▶ [Direction]:
Retype every entry below verbatim, keeping each line and every character unchanged.

▶ [Information shown]:

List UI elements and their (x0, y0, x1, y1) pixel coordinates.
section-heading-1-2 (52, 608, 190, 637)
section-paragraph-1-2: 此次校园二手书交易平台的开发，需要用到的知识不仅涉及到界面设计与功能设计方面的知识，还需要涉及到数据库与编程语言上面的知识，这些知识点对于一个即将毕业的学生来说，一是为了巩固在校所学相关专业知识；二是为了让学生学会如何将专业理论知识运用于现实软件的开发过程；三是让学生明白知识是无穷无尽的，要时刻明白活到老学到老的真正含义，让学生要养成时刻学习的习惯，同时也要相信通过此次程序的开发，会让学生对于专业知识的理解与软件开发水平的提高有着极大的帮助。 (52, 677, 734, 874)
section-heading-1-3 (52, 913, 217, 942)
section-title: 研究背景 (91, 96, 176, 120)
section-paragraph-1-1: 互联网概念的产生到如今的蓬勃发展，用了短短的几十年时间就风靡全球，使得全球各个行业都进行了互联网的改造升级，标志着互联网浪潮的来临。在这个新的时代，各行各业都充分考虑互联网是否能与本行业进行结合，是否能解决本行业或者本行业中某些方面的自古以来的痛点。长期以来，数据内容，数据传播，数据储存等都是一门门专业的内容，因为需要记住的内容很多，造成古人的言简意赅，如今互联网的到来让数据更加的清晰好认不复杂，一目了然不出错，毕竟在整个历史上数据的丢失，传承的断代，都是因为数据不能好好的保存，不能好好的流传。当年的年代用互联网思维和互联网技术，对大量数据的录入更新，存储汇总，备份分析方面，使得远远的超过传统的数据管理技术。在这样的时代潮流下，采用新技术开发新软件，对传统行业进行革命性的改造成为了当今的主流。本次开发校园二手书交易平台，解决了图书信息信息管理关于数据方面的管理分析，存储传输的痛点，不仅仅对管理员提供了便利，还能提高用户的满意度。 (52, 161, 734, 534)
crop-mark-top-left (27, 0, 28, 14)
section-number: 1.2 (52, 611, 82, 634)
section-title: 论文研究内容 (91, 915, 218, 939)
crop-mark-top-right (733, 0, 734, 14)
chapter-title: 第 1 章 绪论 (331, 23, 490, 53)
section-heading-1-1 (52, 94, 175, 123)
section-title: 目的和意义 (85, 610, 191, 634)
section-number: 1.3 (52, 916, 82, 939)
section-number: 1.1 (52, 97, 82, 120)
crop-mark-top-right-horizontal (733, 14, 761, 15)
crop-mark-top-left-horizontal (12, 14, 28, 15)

▶ [Right answer]:
List UI elements and their (x0, y0, x1, y1) pixel coordinates.
section-heading-1-2 (52, 608, 190, 637)
section-paragraph-1-2: 此次校园二手书交易平台的开发，需要用到的知识不仅涉及到界面设计与功能设计方面的知识，还需要涉及到数据库与编程语言上面的知识，这些知识点对于一个即将毕业的学生来说，一是为了巩固在校所学相关专业知识；二是为了让学生学会如何将专业理论知识运用于现实软件的开发过程；三是让学生明白知识是无穷无尽的，要时刻明白活到老学到老的真正含义，让学生要养成时刻学习的习惯，同时也要相信通过此次程序的开发，会让学生对于专业知识的理解与软件开发水平的提高有着极大的帮助。 (52, 677, 734, 874)
section-heading-1-3 (52, 913, 217, 942)
section-title: 研究背景 (91, 96, 176, 120)
section-paragraph-1-1: 互联网概念的产生到如今的蓬勃发展，用了短短的几十年时间就风靡全球，使得全球各个行业都进行了互联网的改造升级，标志着互联网浪潮的来临。在这个新的时代，各行各业都充分考虑互联网是否能与本行业进行结合，是否能解决本行业或者本行业中某些方面的自古以来的痛点。长期以来，数据内容，数据传播，数据储存等都是一门门专业的内容，因为需要记住的内容很多，造成古人的言简意赅，如今互联网的到来让数据更加的清晰好认不复杂，一目了然不出错，毕竟在整个历史上数据的丢失，传承的断代，都是因为数据不能好好的保存，不能好好的流传。当年的年代用互联网思维和互联网技术，对大量数据的录入更新，存储汇总，备份分析方面，使得远远的超过传统的数据管理技术。在这样的时代潮流下，采用新技术开发新软件，对传统行业进行革命性的改造成为了当今的主流。本次开发校园二手书交易平台，解决了图书信息信息管理关于数据方面的管理分析，存储传输的痛点，不仅仅对管理员提供了便利，还能提高用户的满意度。 (52, 161, 734, 534)
crop-mark-top-left (27, 0, 28, 14)
section-number: 1.2 (52, 611, 82, 634)
section-title: 论文研究内容 (91, 915, 218, 939)
crop-mark-top-right (733, 0, 734, 14)
chapter-title: 第 1 章 绪论 (331, 23, 490, 53)
section-heading-1-1 (52, 94, 175, 123)
section-title: 目的和意义 (85, 610, 191, 634)
section-number: 1.3 (52, 916, 82, 939)
section-number: 1.1 (52, 97, 82, 120)
crop-mark-top-right-horizontal (733, 14, 761, 15)
crop-mark-top-left-horizontal (12, 14, 28, 15)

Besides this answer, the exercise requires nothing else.